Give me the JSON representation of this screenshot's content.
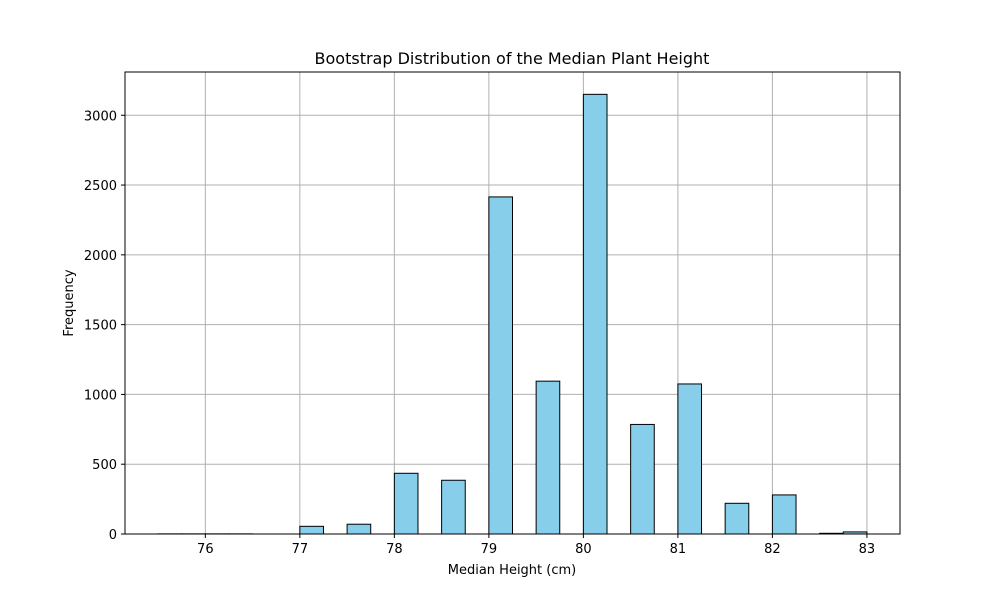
{
  "chart_data": {
    "type": "bar",
    "title": "Bootstrap Distribution of the Median Plant Height",
    "xlabel": "Median Height (cm)",
    "ylabel": "Frequency",
    "xlim": [
      75.15,
      83.35
    ],
    "ylim": [
      0,
      3310
    ],
    "grid": true,
    "bar_color": "#87CEEB",
    "edge_color": "#000000",
    "x_ticks": [
      76,
      77,
      78,
      79,
      80,
      81,
      82,
      83
    ],
    "y_ticks": [
      0,
      500,
      1000,
      1500,
      2000,
      2500,
      3000
    ],
    "bin_width": 0.25,
    "bins": [
      {
        "x": 75.5,
        "value": 1
      },
      {
        "x": 75.75,
        "value": 1
      },
      {
        "x": 76.0,
        "value": 1
      },
      {
        "x": 76.25,
        "value": 1
      },
      {
        "x": 77.0,
        "value": 55
      },
      {
        "x": 77.5,
        "value": 70
      },
      {
        "x": 78.0,
        "value": 435
      },
      {
        "x": 78.5,
        "value": 385
      },
      {
        "x": 79.0,
        "value": 2415
      },
      {
        "x": 79.5,
        "value": 1095
      },
      {
        "x": 80.0,
        "value": 3150
      },
      {
        "x": 80.5,
        "value": 785
      },
      {
        "x": 81.0,
        "value": 1075
      },
      {
        "x": 81.5,
        "value": 220
      },
      {
        "x": 82.0,
        "value": 280
      },
      {
        "x": 82.5,
        "value": 5
      },
      {
        "x": 82.75,
        "value": 15
      }
    ]
  }
}
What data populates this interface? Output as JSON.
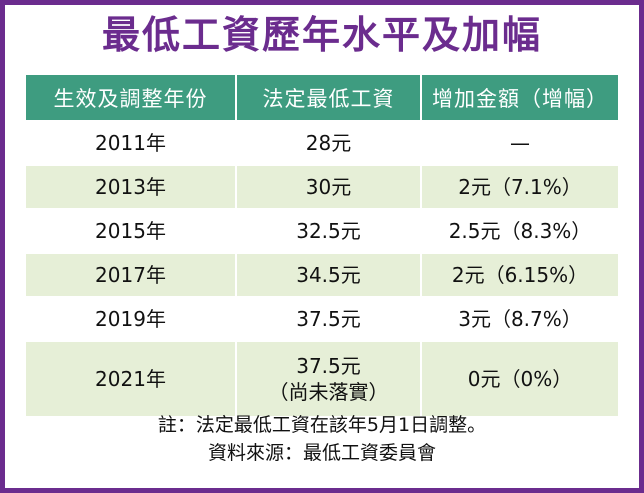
{
  "title": "最低工資歷年水平及加幅",
  "table": {
    "headers": [
      "生效及調整年份",
      "法定最低工資",
      "增加金額（增幅）"
    ],
    "rows": [
      {
        "year": "2011年",
        "wage": "28元",
        "wage_note": "",
        "increase": "—"
      },
      {
        "year": "2013年",
        "wage": "30元",
        "wage_note": "",
        "increase": "2元（7.1%）"
      },
      {
        "year": "2015年",
        "wage": "32.5元",
        "wage_note": "",
        "increase": "2.5元（8.3%）"
      },
      {
        "year": "2017年",
        "wage": "34.5元",
        "wage_note": "",
        "increase": "2元（6.15%）"
      },
      {
        "year": "2019年",
        "wage": "37.5元",
        "wage_note": "",
        "increase": "3元（8.7%）"
      },
      {
        "year": "2021年",
        "wage": "37.5元",
        "wage_note": "（尚未落實）",
        "increase": "0元（0%）"
      }
    ]
  },
  "notes": {
    "remark": "註：法定最低工資在該年5月1日調整。",
    "source": "資料來源：最低工資委員會"
  },
  "colors": {
    "title": "#6b2c8e",
    "border": "#6b2c8e",
    "header_bg": "#3e9c80",
    "alt_row_bg": "#e6efd7"
  }
}
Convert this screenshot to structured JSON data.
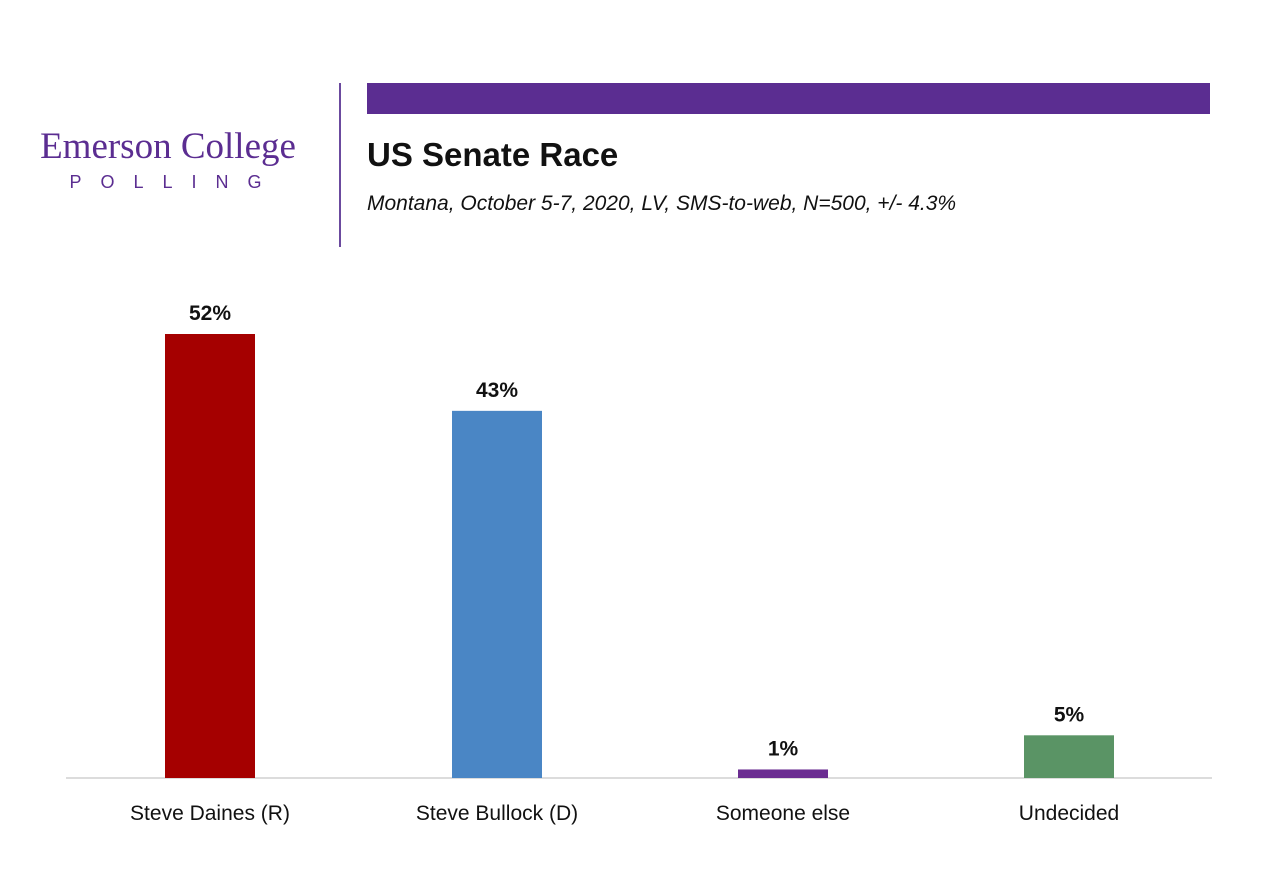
{
  "logo": {
    "name": "Emerson College",
    "sub": "POLLING"
  },
  "colors": {
    "brand": "#5b2d91"
  },
  "chart_data": {
    "type": "bar",
    "title": "US Senate Race",
    "subtitle": "Montana, October 5-7, 2020, LV, SMS-to-web, N=500, +/-  4.3%",
    "categories": [
      "Steve Daines (R)",
      "Steve Bullock (D)",
      "Someone else",
      "Undecided"
    ],
    "values": [
      52,
      43,
      1,
      5
    ],
    "value_labels": [
      "52%",
      "43%",
      "1%",
      "5%"
    ],
    "colors": [
      "#a50000",
      "#4a86c5",
      "#6b2d91",
      "#5a9465"
    ],
    "ylim": [
      0,
      52
    ],
    "grid": false,
    "legend": "none"
  }
}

+ + +

▶ **Task prompt**
Where a line holds "this", copy that line.

▶ **Task response**
Give me the JSON representation of this screenshot's content.
What data populates this interface? Output as JSON.
Convert this screenshot to structured JSON data.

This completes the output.